Look through the listing and locate every line containing the word "Fannies"; copy those lines.

• [Listed entries]:
********
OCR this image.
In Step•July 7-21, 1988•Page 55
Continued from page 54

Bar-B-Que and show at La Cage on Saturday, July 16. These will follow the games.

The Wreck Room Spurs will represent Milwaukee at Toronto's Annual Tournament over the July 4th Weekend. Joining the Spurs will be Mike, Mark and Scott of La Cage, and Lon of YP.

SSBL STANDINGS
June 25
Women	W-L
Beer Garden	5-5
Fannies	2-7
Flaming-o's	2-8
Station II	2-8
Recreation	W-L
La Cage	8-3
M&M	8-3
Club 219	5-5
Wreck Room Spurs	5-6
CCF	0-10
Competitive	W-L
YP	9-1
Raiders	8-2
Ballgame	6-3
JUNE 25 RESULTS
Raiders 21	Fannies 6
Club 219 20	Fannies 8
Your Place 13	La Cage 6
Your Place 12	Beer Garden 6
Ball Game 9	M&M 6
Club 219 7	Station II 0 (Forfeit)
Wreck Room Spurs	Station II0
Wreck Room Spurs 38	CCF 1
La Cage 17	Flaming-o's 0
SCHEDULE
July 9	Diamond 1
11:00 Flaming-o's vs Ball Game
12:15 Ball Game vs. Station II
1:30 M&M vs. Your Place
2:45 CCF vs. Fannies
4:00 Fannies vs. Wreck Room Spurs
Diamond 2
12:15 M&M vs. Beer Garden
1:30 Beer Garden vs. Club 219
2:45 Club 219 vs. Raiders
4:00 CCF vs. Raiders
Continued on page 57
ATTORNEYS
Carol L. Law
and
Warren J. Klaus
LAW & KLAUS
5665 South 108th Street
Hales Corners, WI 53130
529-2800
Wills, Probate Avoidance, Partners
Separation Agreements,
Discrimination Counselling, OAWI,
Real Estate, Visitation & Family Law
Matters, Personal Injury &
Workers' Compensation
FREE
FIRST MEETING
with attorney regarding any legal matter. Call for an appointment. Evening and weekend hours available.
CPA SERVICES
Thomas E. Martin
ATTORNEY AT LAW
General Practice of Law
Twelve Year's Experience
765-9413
********
• [Written response]:
Fannies	2-7
Raiders 21	Fannies 6
Club 219 20	Fannies 8
2:45 CCF vs. Fannies
4:00 Fannies vs. Wreck Room Spurs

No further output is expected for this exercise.